Written task:
Please list all lines of the material below in which the string "text" occurs.

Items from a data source
--- BEGIN ---

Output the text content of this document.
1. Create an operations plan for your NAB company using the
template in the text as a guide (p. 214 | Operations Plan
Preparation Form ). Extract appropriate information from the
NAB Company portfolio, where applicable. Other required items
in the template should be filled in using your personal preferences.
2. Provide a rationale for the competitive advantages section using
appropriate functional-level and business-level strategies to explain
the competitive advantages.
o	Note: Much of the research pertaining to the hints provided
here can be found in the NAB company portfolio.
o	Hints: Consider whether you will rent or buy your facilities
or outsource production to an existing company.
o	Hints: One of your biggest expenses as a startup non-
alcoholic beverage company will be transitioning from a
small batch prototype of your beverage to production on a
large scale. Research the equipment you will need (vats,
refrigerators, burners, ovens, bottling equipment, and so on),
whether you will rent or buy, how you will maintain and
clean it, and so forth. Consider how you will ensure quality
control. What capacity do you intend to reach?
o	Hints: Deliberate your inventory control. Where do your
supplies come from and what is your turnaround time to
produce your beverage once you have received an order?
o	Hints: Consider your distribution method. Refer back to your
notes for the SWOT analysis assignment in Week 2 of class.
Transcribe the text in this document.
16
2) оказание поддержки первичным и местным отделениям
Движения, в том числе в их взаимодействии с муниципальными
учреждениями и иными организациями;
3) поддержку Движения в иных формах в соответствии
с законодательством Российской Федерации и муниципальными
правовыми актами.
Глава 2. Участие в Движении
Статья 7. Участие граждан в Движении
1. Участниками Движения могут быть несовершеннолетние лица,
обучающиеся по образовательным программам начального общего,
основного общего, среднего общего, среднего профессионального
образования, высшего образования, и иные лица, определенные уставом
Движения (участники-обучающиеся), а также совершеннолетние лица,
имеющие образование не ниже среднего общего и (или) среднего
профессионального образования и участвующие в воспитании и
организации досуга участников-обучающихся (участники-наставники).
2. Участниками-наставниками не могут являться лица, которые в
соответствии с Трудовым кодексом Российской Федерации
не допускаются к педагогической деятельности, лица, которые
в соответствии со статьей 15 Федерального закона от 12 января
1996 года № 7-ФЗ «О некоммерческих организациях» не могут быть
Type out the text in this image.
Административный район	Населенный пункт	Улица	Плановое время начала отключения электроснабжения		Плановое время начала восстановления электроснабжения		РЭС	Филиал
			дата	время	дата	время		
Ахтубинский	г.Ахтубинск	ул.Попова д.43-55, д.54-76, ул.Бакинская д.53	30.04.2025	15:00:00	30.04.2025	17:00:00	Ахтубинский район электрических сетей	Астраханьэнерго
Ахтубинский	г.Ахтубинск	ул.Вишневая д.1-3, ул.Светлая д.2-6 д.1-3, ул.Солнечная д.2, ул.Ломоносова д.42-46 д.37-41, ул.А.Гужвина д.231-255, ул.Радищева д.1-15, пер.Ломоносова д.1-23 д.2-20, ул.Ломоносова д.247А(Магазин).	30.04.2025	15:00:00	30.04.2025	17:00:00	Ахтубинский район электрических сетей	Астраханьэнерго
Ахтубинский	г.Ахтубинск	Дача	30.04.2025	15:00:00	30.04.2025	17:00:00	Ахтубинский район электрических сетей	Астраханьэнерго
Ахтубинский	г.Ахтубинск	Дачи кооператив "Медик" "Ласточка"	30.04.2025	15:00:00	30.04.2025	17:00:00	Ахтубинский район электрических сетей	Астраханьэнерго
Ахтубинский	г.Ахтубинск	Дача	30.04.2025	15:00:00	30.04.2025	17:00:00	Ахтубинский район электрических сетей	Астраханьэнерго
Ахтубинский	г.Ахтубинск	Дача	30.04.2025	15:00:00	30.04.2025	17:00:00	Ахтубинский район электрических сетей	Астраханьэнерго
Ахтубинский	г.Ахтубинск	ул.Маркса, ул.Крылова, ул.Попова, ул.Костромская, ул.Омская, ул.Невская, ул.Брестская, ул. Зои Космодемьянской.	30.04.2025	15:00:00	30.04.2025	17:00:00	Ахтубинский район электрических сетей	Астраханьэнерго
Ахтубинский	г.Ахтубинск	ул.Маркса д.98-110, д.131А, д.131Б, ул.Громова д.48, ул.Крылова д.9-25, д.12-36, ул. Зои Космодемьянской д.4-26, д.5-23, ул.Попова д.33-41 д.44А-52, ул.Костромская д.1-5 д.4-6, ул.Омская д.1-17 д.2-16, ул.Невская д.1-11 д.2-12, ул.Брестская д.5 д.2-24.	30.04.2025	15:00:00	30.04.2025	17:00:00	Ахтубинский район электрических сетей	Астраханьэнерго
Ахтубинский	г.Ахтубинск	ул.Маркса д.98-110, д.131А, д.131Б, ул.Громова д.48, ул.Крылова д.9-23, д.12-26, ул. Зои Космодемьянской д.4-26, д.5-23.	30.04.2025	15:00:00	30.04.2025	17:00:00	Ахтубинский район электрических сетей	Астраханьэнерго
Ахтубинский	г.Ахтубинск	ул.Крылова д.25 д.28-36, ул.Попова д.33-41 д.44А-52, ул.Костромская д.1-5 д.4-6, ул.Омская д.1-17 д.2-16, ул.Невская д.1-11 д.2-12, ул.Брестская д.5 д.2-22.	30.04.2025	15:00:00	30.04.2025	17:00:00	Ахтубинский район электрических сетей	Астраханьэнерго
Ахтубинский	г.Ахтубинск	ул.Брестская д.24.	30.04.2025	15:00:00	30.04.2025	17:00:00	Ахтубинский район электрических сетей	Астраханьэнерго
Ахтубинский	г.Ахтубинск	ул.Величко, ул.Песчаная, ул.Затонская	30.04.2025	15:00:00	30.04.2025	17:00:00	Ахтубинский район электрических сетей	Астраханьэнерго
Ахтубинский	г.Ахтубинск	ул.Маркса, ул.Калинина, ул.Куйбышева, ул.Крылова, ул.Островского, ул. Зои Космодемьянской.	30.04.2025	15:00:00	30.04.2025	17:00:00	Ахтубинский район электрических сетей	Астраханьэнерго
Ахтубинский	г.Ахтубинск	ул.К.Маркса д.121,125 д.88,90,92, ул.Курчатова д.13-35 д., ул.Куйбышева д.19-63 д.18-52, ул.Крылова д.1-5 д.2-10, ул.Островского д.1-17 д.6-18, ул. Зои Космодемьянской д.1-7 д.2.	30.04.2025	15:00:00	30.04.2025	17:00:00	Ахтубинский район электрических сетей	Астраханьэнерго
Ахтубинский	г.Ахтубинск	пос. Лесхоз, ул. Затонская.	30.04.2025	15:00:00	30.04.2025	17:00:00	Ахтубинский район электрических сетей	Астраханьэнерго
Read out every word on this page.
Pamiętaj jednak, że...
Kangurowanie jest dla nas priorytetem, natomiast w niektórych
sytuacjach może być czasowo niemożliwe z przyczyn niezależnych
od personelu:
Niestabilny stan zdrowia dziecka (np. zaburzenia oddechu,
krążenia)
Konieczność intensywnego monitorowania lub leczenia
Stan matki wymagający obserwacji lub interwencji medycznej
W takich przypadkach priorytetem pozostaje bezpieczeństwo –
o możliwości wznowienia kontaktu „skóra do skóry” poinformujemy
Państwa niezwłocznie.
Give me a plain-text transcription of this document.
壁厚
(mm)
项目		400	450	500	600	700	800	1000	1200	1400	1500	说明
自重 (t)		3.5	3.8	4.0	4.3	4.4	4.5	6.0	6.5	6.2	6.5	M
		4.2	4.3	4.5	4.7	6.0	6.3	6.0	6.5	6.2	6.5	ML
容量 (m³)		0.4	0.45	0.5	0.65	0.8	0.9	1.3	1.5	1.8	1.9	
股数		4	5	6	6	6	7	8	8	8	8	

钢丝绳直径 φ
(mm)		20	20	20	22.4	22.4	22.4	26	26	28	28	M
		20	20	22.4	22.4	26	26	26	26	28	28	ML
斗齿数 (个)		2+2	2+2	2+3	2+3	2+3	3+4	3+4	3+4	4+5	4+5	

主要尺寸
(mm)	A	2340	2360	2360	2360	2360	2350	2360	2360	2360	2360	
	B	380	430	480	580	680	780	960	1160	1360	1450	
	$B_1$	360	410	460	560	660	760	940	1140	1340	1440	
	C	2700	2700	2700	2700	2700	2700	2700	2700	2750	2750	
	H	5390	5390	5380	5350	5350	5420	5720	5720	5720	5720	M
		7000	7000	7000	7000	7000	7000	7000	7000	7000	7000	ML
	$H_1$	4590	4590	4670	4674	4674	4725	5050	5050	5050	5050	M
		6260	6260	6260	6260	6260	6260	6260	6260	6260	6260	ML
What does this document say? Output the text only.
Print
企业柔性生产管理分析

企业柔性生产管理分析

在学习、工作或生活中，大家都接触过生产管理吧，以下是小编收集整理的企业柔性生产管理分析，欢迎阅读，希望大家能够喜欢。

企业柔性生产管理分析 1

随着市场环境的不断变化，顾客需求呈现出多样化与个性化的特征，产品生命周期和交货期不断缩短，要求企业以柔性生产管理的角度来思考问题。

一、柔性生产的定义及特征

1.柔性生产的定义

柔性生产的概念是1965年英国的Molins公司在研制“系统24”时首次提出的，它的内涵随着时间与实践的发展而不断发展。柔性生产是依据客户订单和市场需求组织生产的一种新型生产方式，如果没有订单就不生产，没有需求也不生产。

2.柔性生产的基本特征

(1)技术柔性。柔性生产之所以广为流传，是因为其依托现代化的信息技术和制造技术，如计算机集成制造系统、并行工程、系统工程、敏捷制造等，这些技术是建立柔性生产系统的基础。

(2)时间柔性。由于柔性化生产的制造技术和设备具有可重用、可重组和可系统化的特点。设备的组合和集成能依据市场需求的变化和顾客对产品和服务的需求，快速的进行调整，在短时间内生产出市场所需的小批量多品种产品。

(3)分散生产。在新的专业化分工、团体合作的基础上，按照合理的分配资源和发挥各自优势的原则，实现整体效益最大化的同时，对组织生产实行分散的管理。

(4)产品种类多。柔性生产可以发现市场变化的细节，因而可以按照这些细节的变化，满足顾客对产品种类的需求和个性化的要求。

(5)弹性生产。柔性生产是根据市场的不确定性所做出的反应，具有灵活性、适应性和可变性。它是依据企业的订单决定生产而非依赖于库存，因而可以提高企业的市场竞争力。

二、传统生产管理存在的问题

--- END ---

Answer for the task:
Output the text content of this document.
template in the text as a guide (p. 214 | Operations Plan
Transcribe the text in this document.
Type out the text in this image.
Give me a plain-text transcription of this document.
What does this document say? Output the text only.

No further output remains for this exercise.